→ **The request**
Write the data out again in full, with no departure from the original.

Start of Data

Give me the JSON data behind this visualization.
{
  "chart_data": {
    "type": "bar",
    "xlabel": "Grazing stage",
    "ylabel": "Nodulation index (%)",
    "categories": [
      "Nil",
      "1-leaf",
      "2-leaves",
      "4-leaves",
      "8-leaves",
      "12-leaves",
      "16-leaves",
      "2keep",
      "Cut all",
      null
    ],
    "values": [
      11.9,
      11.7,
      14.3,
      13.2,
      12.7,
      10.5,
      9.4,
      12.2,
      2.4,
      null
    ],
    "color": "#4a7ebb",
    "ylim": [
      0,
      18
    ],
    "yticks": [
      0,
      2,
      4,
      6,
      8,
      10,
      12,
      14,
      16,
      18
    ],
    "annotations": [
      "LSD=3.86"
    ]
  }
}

End of Data

→ **The reply**
Give me the JSON data behind this visualization.
{
  "chart_data": {
    "type": "bar",
    "xlabel": "Grazing stage",
    "ylabel": "Nodulation index (%)",
    "categories": [
      "Nil",
      "1-leaf",
      "2-leaves",
      "4-leaves",
      "8-leaves",
      "12-leaves",
      "16-leaves",
      "2keep",
      "Cut all",
      null
    ],
    "values": [
      11.9,
      11.7,
      14.3,
      13.2,
      12.7,
      10.5,
      9.4,
      12.2,
      2.4,
      null
    ],
    "color": "#4a7ebb",
    "ylim": [
      0,
      18
    ],
    "yticks": [
      0,
      2,
      4,
      6,
      8,
      10,
      12,
      14,
      16,
      18
    ],
    "annotations": [
      "LSD=3.86"
    ]
  }
}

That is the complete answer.